EXERCISE TASK: Reproduce the listing word for word, leaving every picture behind.

EXTRACTED ENTRIES:
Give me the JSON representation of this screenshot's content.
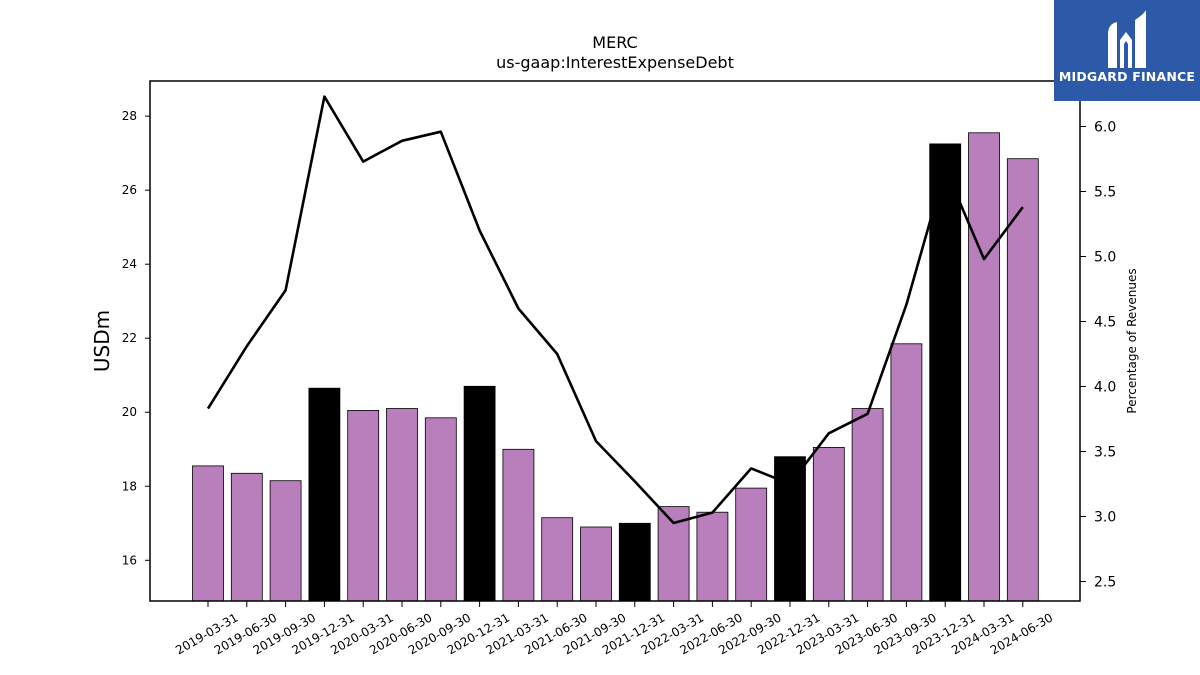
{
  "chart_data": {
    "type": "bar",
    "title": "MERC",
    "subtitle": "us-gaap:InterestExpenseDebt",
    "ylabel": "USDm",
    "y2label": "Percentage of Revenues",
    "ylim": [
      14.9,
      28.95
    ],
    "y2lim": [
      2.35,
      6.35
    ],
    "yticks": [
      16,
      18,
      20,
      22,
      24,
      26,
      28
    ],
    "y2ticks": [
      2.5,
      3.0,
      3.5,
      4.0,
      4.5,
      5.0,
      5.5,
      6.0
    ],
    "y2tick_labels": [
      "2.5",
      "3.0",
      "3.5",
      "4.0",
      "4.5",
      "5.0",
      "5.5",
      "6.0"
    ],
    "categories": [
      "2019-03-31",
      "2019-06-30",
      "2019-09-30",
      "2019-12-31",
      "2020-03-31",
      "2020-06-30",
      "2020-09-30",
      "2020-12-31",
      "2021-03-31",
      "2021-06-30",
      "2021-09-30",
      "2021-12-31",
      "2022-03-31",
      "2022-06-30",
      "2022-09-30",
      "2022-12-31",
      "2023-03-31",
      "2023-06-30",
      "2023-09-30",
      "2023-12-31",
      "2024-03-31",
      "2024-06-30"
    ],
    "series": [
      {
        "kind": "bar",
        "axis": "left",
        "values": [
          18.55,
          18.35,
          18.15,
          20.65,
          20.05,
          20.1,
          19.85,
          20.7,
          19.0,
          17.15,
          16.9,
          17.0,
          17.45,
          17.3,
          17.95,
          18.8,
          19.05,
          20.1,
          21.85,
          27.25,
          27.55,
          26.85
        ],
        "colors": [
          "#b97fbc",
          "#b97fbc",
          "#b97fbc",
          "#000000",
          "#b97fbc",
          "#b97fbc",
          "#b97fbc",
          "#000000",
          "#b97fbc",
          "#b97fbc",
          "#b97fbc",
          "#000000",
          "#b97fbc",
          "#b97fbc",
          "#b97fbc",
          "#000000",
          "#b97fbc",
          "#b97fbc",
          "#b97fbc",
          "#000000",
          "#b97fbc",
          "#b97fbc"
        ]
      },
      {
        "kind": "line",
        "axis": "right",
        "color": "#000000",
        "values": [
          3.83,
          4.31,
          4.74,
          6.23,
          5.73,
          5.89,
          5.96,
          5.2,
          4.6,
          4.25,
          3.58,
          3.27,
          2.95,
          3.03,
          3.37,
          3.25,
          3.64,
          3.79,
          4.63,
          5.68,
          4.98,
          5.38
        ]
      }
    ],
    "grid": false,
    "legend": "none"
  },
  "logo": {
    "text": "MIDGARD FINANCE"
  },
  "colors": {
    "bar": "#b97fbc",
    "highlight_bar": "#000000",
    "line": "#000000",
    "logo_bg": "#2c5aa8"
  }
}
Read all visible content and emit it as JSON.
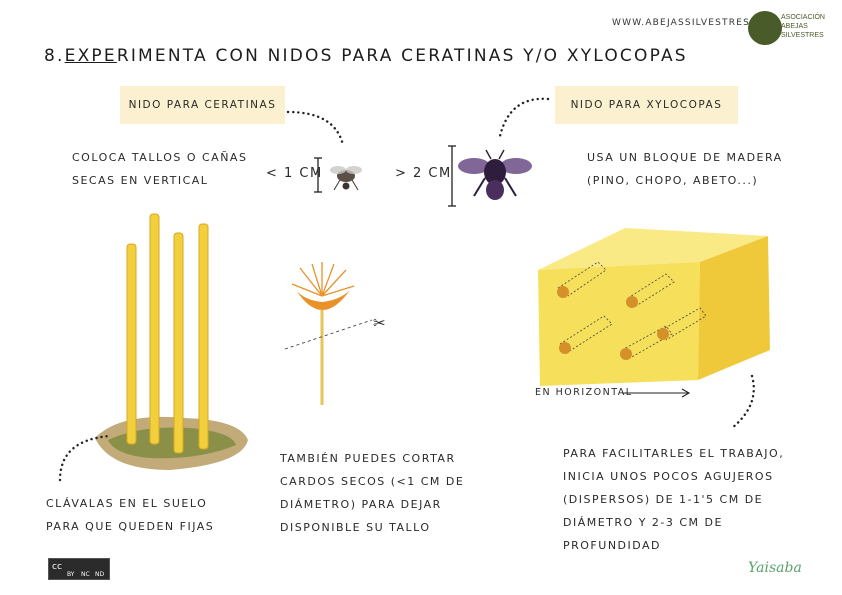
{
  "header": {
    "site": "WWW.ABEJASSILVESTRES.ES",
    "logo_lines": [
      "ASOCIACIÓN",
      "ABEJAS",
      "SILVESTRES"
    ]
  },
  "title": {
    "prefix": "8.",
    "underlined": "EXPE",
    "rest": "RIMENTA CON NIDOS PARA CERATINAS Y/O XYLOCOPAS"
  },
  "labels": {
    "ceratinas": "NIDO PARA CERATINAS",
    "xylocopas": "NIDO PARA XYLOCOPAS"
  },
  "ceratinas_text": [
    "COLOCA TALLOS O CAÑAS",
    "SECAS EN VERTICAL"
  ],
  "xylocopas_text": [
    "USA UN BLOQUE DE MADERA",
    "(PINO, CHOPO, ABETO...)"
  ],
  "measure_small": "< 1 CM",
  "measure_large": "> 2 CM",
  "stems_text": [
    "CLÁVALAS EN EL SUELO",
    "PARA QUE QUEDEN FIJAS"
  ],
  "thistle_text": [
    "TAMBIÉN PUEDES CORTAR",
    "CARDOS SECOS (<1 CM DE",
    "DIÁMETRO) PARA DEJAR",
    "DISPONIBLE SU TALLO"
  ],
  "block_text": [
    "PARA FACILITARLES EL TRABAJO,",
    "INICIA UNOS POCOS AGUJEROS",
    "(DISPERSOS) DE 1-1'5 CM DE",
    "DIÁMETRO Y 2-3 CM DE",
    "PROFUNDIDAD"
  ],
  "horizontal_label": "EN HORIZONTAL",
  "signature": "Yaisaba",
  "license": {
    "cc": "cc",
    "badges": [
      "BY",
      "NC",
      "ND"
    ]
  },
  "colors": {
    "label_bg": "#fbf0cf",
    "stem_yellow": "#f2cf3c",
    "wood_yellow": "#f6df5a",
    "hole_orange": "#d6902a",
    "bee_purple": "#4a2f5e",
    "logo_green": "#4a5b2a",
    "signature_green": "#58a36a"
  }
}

PROBLEM SOLUTION:
Give me the JSON representation of this screenshot's content.
{
  "chart_data": {
    "type": "bar",
    "title": "MERC",
    "subtitle": "us-gaap:InterestExpenseDebt",
    "ylabel": "USDm",
    "y2label": "Percentage of Revenues",
    "ylim": [
      14.9,
      28.95
    ],
    "y2lim": [
      2.35,
      6.35
    ],
    "yticks": [
      16,
      18,
      20,
      22,
      24,
      26,
      28
    ],
    "y2ticks": [
      2.5,
      3.0,
      3.5,
      4.0,
      4.5,
      5.0,
      5.5,
      6.0
    ],
    "y2tick_labels": [
      "2.5",
      "3.0",
      "3.5",
      "4.0",
      "4.5",
      "5.0",
      "5.5",
      "6.0"
    ],
    "categories": [
      "2019-03-31",
      "2019-06-30",
      "2019-09-30",
      "2019-12-31",
      "2020-03-31",
      "2020-06-30",
      "2020-09-30",
      "2020-12-31",
      "2021-03-31",
      "2021-06-30",
      "2021-09-30",
      "2021-12-31",
      "2022-03-31",
      "2022-06-30",
      "2022-09-30",
      "2022-12-31",
      "2023-03-31",
      "2023-06-30",
      "2023-09-30",
      "2023-12-31",
      "2024-03-31",
      "2024-06-30"
    ],
    "series": [
      {
        "kind": "bar",
        "axis": "left",
        "values": [
          18.55,
          18.35,
          18.15,
          20.65,
          20.05,
          20.1,
          19.85,
          20.7,
          19.0,
          17.15,
          16.9,
          17.0,
          17.45,
          17.3,
          17.95,
          18.8,
          19.05,
          20.1,
          21.85,
          27.25,
          27.55,
          26.85
        ],
        "colors": [
          "#b97fbc",
          "#b97fbc",
          "#b97fbc",
          "#000000",
          "#b97fbc",
          "#b97fbc",
          "#b97fbc",
          "#000000",
          "#b97fbc",
          "#b97fbc",
          "#b97fbc",
          "#000000",
          "#b97fbc",
          "#b97fbc",
          "#b97fbc",
          "#000000",
          "#b97fbc",
          "#b97fbc",
          "#b97fbc",
          "#000000",
          "#b97fbc",
          "#b97fbc"
        ]
      },
      {
        "kind": "line",
        "axis": "right",
        "color": "#000000",
        "values": [
          3.83,
          4.31,
          4.74,
          6.23,
          5.73,
          5.89,
          5.96,
          5.2,
          4.6,
          4.25,
          3.58,
          3.27,
          2.95,
          3.03,
          3.37,
          3.25,
          3.64,
          3.79,
          4.63,
          5.68,
          4.98,
          5.38
        ]
      }
    ],
    "grid": false,
    "legend": "none"
  },
  "logo": {
    "text": "MIDGARD FINANCE"
  },
  "colors": {
    "bar": "#b97fbc",
    "highlight_bar": "#000000",
    "line": "#000000",
    "logo_bg": "#2c5aa8"
  }
}
Read all visible content and emit it as JSON.
{
  "header": {
    "site": "WWW.ABEJASSILVESTRES.ES",
    "logo_lines": [
      "ASOCIACIÓN",
      "ABEJAS",
      "SILVESTRES"
    ]
  },
  "title": {
    "prefix": "8.",
    "underlined": "EXPE",
    "rest": "RIMENTA CON NIDOS PARA CERATINAS Y/O XYLOCOPAS"
  },
  "labels": {
    "ceratinas": "NIDO PARA CERATINAS",
    "xylocopas": "NIDO PARA XYLOCOPAS"
  },
  "ceratinas_text": [
    "COLOCA TALLOS O CAÑAS",
    "SECAS EN VERTICAL"
  ],
  "xylocopas_text": [
    "USA UN BLOQUE DE MADERA",
    "(PINO, CHOPO, ABETO...)"
  ],
  "measure_small": "< 1 CM",
  "measure_large": "> 2 CM",
  "stems_text": [
    "CLÁVALAS EN EL SUELO",
    "PARA QUE QUEDEN FIJAS"
  ],
  "thistle_text": [
    "TAMBIÉN PUEDES CORTAR",
    "CARDOS SECOS (<1 CM DE",
    "DIÁMETRO) PARA DEJAR",
    "DISPONIBLE SU TALLO"
  ],
  "block_text": [
    "PARA FACILITARLES EL TRABAJO,",
    "INICIA UNOS POCOS AGUJEROS",
    "(DISPERSOS) DE 1-1'5 CM DE",
    "DIÁMETRO Y 2-3 CM DE",
    "PROFUNDIDAD"
  ],
  "horizontal_label": "EN HORIZONTAL",
  "signature": "Yaisaba",
  "license": {
    "cc": "cc",
    "badges": [
      "BY",
      "NC",
      "ND"
    ]
  },
  "colors": {
    "label_bg": "#fbf0cf",
    "stem_yellow": "#f2cf3c",
    "wood_yellow": "#f6df5a",
    "hole_orange": "#d6902a",
    "bee_purple": "#4a2f5e",
    "logo_green": "#4a5b2a",
    "signature_green": "#58a36a"
  }
}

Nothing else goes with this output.